[Start Raw data]

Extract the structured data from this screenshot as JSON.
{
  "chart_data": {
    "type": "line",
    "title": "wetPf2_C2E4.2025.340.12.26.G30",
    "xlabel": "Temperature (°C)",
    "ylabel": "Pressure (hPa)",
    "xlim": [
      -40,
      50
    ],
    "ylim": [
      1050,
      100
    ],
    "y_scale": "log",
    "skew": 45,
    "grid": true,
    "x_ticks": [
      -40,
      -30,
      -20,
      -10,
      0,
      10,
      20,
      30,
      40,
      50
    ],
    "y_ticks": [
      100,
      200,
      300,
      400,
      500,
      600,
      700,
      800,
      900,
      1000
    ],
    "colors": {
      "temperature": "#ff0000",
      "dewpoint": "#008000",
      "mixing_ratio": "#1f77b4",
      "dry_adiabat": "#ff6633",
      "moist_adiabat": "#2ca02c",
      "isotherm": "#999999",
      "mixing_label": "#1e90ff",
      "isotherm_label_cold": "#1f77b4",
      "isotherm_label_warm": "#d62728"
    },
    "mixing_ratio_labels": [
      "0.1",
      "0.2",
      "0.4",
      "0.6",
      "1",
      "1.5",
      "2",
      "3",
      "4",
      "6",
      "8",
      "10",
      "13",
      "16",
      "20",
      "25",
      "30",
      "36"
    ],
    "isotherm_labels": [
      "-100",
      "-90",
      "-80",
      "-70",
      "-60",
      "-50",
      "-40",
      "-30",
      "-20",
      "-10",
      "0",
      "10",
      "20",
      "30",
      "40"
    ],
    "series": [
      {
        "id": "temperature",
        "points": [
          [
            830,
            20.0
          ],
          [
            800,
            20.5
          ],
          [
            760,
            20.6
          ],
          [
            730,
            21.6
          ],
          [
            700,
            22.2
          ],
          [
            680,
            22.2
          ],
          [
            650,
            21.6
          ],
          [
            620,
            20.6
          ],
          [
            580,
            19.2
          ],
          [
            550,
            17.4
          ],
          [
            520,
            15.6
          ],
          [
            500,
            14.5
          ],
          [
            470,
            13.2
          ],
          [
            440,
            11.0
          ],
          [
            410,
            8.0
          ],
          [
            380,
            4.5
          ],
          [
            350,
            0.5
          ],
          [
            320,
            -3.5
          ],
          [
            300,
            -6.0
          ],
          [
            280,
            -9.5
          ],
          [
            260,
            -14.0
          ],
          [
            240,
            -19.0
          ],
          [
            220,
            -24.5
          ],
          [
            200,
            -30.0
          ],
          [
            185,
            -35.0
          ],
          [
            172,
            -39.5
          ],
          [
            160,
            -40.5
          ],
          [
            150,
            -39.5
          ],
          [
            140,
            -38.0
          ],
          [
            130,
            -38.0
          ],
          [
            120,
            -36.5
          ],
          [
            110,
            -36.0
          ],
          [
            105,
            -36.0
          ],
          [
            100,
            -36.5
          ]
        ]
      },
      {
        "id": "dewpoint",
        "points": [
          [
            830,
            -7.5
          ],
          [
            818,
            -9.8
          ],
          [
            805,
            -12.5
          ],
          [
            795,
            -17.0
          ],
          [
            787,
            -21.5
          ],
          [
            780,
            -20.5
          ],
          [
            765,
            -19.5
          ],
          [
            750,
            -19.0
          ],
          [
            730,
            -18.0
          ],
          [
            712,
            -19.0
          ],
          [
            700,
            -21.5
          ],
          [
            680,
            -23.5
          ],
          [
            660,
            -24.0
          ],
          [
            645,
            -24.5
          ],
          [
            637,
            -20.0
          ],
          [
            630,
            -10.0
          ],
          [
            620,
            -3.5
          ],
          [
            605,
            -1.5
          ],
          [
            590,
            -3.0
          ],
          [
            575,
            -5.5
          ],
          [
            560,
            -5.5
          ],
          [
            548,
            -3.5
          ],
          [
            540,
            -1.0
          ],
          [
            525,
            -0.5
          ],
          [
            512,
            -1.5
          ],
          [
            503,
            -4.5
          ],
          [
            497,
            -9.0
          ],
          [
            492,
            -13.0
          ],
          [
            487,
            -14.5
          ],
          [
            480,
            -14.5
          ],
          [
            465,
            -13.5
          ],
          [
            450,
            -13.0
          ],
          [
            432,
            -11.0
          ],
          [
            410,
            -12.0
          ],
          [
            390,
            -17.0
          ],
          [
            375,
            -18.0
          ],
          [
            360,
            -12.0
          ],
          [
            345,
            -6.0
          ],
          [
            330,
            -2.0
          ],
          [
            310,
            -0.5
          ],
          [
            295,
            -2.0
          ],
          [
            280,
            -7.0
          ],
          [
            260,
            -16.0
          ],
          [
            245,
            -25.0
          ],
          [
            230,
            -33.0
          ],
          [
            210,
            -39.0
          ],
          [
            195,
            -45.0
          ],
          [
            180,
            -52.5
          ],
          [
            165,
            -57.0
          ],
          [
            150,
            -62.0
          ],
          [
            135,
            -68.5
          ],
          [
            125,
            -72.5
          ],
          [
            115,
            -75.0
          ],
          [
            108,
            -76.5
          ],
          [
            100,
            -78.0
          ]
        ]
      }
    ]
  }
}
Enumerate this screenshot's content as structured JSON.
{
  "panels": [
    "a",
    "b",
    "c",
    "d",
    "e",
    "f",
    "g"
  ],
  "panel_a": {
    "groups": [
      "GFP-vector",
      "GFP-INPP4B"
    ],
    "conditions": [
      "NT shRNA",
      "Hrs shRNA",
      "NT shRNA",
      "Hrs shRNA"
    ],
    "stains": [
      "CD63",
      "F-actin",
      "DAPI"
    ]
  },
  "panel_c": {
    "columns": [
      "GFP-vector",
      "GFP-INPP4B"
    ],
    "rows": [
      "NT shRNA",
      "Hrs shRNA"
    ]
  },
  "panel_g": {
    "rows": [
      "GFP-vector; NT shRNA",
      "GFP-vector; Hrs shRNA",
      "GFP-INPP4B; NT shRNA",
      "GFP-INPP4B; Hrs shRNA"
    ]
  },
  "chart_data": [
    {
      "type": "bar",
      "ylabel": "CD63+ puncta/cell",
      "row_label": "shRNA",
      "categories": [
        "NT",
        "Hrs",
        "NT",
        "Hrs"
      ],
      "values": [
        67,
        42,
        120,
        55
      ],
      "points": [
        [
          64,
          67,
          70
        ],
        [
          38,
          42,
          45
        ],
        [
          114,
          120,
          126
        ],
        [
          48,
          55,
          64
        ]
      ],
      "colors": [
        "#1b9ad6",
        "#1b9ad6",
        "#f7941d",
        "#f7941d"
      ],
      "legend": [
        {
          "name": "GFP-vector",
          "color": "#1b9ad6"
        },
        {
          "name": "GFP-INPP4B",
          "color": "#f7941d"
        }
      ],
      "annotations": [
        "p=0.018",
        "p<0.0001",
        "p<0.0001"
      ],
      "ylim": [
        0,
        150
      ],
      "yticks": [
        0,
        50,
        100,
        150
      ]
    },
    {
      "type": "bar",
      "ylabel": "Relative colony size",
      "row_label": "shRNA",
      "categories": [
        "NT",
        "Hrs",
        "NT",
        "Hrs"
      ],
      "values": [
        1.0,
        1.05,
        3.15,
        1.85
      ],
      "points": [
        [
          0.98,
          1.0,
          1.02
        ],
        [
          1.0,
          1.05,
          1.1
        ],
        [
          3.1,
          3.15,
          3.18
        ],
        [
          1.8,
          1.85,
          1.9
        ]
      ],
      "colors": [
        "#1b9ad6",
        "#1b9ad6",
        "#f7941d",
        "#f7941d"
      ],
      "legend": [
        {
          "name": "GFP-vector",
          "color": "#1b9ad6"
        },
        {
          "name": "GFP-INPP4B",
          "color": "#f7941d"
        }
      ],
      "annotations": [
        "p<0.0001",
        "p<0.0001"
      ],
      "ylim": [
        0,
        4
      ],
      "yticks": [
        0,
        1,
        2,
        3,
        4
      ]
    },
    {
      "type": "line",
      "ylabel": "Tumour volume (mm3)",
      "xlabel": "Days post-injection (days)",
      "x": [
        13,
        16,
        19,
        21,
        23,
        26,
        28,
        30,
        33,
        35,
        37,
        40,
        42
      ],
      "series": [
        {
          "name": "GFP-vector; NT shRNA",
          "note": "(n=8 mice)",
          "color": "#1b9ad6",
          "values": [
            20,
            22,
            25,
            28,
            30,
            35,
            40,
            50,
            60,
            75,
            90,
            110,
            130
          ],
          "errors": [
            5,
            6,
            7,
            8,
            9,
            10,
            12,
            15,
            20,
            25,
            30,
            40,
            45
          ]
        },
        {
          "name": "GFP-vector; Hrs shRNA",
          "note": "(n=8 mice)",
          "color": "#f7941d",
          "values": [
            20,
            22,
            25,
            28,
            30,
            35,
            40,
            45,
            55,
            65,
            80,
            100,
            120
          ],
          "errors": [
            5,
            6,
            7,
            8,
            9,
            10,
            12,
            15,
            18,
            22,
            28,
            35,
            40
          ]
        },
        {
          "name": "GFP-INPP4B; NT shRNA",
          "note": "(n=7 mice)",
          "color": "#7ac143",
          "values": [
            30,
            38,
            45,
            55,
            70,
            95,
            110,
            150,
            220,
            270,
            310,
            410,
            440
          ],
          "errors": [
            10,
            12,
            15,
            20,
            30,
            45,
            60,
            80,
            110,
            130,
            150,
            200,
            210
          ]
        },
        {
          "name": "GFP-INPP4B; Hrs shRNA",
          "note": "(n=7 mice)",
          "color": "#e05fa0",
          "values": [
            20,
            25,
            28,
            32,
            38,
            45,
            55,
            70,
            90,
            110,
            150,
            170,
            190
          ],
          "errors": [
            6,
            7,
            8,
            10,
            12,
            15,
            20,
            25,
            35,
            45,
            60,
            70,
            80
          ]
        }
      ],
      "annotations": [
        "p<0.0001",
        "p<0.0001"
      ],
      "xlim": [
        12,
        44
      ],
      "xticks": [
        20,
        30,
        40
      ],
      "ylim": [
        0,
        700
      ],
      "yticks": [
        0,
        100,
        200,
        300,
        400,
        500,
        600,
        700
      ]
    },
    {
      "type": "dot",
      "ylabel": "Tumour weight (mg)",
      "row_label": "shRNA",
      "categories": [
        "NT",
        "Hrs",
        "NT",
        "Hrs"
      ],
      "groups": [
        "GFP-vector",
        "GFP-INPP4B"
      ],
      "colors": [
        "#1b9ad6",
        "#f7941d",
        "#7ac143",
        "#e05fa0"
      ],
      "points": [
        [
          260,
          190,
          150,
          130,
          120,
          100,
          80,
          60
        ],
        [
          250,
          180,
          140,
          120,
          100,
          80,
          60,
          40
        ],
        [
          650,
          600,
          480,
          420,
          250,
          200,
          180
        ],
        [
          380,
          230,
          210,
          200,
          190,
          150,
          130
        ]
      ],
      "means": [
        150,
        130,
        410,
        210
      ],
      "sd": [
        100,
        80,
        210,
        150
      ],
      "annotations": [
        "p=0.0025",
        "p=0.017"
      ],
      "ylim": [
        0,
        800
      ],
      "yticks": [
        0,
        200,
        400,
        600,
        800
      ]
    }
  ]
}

[End Raw data]

**Given request**
Look through the material above. Copy each line where the word "name" appears.

**Result**
          "name": "GFP-vector",
          "name": "GFP-INPP4B",
          "name": "GFP-vector",
          "name": "GFP-INPP4B",
          "name": "GFP-vector; NT shRNA",
          "name": "GFP-vector; Hrs shRNA",
          "name": "GFP-INPP4B; NT shRNA",
          "name": "GFP-INPP4B; Hrs shRNA",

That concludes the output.